■ Your task: Repeat the listing in full, preserving every character.

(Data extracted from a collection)
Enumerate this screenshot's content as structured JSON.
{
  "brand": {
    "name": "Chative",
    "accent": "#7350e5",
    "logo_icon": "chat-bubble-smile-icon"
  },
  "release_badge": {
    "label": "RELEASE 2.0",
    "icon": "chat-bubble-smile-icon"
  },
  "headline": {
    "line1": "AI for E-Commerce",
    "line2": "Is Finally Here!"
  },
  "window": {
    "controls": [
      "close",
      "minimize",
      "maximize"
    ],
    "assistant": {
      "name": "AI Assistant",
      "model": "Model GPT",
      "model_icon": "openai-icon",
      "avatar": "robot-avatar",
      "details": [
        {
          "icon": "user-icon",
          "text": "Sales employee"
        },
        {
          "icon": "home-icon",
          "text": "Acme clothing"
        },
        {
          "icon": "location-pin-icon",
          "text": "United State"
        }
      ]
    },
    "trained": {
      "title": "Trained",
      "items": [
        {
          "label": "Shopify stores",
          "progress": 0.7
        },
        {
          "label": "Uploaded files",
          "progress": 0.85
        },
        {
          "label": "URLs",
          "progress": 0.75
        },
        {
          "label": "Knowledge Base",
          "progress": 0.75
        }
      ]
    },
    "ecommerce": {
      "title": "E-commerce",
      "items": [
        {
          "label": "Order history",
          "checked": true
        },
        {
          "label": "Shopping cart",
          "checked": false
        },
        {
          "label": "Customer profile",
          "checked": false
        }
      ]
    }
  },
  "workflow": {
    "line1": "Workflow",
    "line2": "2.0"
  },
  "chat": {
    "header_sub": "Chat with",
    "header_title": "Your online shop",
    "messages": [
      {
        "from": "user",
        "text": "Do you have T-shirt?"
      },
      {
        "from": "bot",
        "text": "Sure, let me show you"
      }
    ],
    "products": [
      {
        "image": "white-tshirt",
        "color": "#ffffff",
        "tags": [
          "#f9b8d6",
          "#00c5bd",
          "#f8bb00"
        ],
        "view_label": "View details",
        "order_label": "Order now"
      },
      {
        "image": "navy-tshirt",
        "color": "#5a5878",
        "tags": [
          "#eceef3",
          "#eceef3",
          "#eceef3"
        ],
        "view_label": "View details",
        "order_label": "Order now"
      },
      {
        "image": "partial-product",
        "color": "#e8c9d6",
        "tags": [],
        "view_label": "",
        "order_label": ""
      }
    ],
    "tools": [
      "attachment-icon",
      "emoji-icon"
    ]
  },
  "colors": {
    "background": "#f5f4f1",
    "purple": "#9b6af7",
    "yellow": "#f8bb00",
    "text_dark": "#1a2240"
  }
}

■ Task solution:
Enumerate this screenshot's content as structured JSON.
{
  "brand": {
    "name": "Chative",
    "accent": "#7350e5",
    "logo_icon": "chat-bubble-smile-icon"
  },
  "release_badge": {
    "label": "RELEASE 2.0",
    "icon": "chat-bubble-smile-icon"
  },
  "headline": {
    "line1": "AI for E-Commerce",
    "line2": "Is Finally Here!"
  },
  "window": {
    "controls": [
      "close",
      "minimize",
      "maximize"
    ],
    "assistant": {
      "name": "AI Assistant",
      "model": "Model GPT",
      "model_icon": "openai-icon",
      "avatar": "robot-avatar",
      "details": [
        {
          "icon": "user-icon",
          "text": "Sales employee"
        },
        {
          "icon": "home-icon",
          "text": "Acme clothing"
        },
        {
          "icon": "location-pin-icon",
          "text": "United State"
        }
      ]
    },
    "trained": {
      "title": "Trained",
      "items": [
        {
          "label": "Shopify stores",
          "progress": 0.7
        },
        {
          "label": "Uploaded files",
          "progress": 0.85
        },
        {
          "label": "URLs",
          "progress": 0.75
        },
        {
          "label": "Knowledge Base",
          "progress": 0.75
        }
      ]
    },
    "ecommerce": {
      "title": "E-commerce",
      "items": [
        {
          "label": "Order history",
          "checked": true
        },
        {
          "label": "Shopping cart",
          "checked": false
        },
        {
          "label": "Customer profile",
          "checked": false
        }
      ]
    }
  },
  "workflow": {
    "line1": "Workflow",
    "line2": "2.0"
  },
  "chat": {
    "header_sub": "Chat with",
    "header_title": "Your online shop",
    "messages": [
      {
        "from": "user",
        "text": "Do you have T-shirt?"
      },
      {
        "from": "bot",
        "text": "Sure, let me show you"
      }
    ],
    "products": [
      {
        "image": "white-tshirt",
        "color": "#ffffff",
        "tags": [
          "#f9b8d6",
          "#00c5bd",
          "#f8bb00"
        ],
        "view_label": "View details",
        "order_label": "Order now"
      },
      {
        "image": "navy-tshirt",
        "color": "#5a5878",
        "tags": [
          "#eceef3",
          "#eceef3",
          "#eceef3"
        ],
        "view_label": "View details",
        "order_label": "Order now"
      },
      {
        "image": "partial-product",
        "color": "#e8c9d6",
        "tags": [],
        "view_label": "",
        "order_label": ""
      }
    ],
    "tools": [
      "attachment-icon",
      "emoji-icon"
    ]
  },
  "colors": {
    "background": "#f5f4f1",
    "purple": "#9b6af7",
    "yellow": "#f8bb00",
    "text_dark": "#1a2240"
  }
}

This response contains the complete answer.